─── EXTRAIT
La recourante nie que des fonds étrangers aient été mis à sa disposition par
un actionnaire. Selon elle, est déterminant le fait qu'elle avait elle-même
obtenu, avant la reprise de ses dettes auprès de la Banque par son
actionnaire, des prêts bancaires. L.________ AG ne serait devenue sa
créancière seulement après avoir repris ses dettes à la demande de la Banque.
Cela démontrerait que, sans cette exigence de la Banque, la recourante aurait
eu au 31 décembre 1999 une dette de 8'244'484 fr. envers cette dernière.

5.2 L'argumentation de la recourante tombe à faux puisque le fait que la
Banque ait exigé la reprise de la dette de l'intéressée par L.________ AG,
qui s'était portée caution, prouve précisément que la recourante ne pouvait
plus obtenir de prêt d'un tiers et que, de fait, c'est une société
actionnaire qui lui prêtait le montant en question au 31 décembre 1999. Que
la nouvelle structure de financement ait été imposée par la Banque et que
celle-ci ait exigé la reprise des dettes de la recourante par L.________ AG
montrent bien que la recourante ne pouvait obtenir de crédit de tiers. De
même, l'absence de volonté d'économiser des impôts de l'intéressée n'est pas
relevante puisque, contrairement à ce qu'elle semble croire, cette condition
ne figure pas à l'art. 65 LIFD et que celles d'une évasion fiscale n'ont pas
à être réalisées.
──────
─── SECTION DES DONNÉES
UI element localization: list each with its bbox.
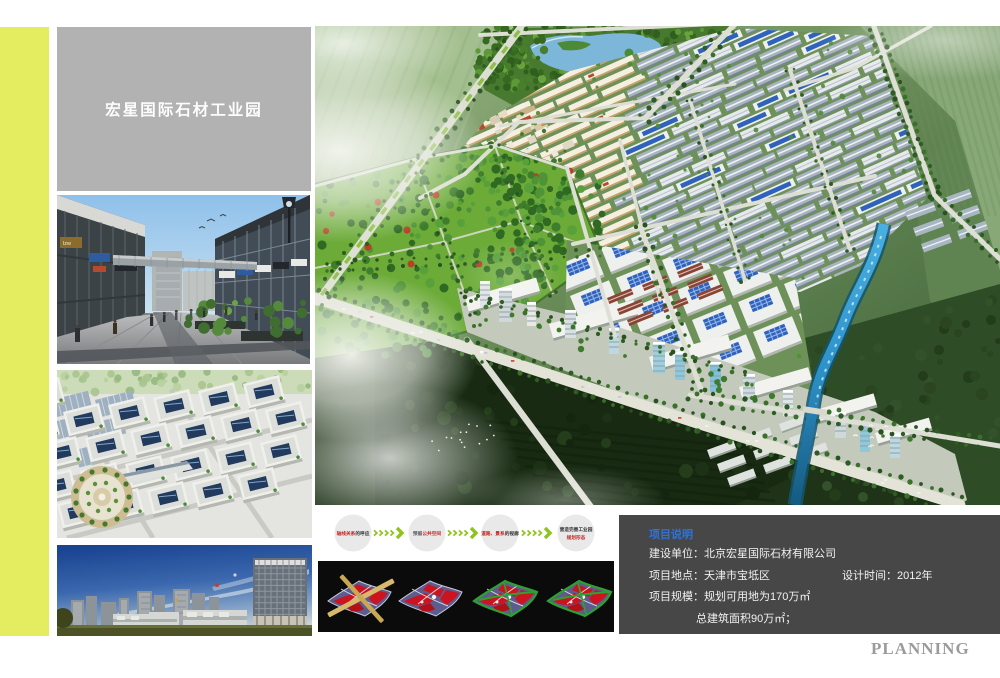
──────
CONSIGNE: Poursuivez l'extrait sur le prêt consenti à la recourante par sa société actionnaire, en reprenant juste après sa dernière phrase.

RÉSULTAT:
C'est également à bon droit que le Tribunal administratif a estimé qu'il
importait peu que la Banque ait à nouveau accordé un crédit de 7'735'000 fr.
avec effet au 31 décembre 2003 directement à la recourante. La période
fiscale ici en cause est la période 1999 et la situation de l'intéressée en
2003 n'a pas, à cet égard, à être prise en compte. En outre, contrairement à
ce qu'affirme la recourante, le fait qu'un crédit lui ait été accordé en 2003
n'est pas la preuve que la Banque était prête à consentir le même prêt en
1999. Le contraire peut même être déduit de ce qui précède, puisque celle-ci
a imposé que les dettes de la recourante soit reprises par L.________ AG.
Au vu de ce qui précède, c'est à juste titre que le Tribunal administratif a
estimé qu'une part des fonds étrangers de la recourante représentait du
capital propre dissimulé.

6.
6.1 La recourante conteste les taux de 70% et de 50% appliqués respectivement
aux immeubles et aux machines et installations pour déterminer le montant des
fonds étrangers admissibles. Elle revendique un taux uniforme de 80%. Ce taux
est applicable, d'après la circulaire no 6, aux immeubles autres que les
immeubles d'exploitation. Selon la recourante, l'autorité de taxation
fribourgeoise l'appliquerait aux immeubles des sociétés immobilières, que
ceux-ci soient commerciaux, industriels ou autres. En outre, les
installations et machines seraient des parties intégrantes de l'immeuble, ce
qui justifierait l'utilisation du même taux pour ces actifs. Au surplus, ce
taux de 80% avait été appliqué dans la procédure de taxation et de
réclamation.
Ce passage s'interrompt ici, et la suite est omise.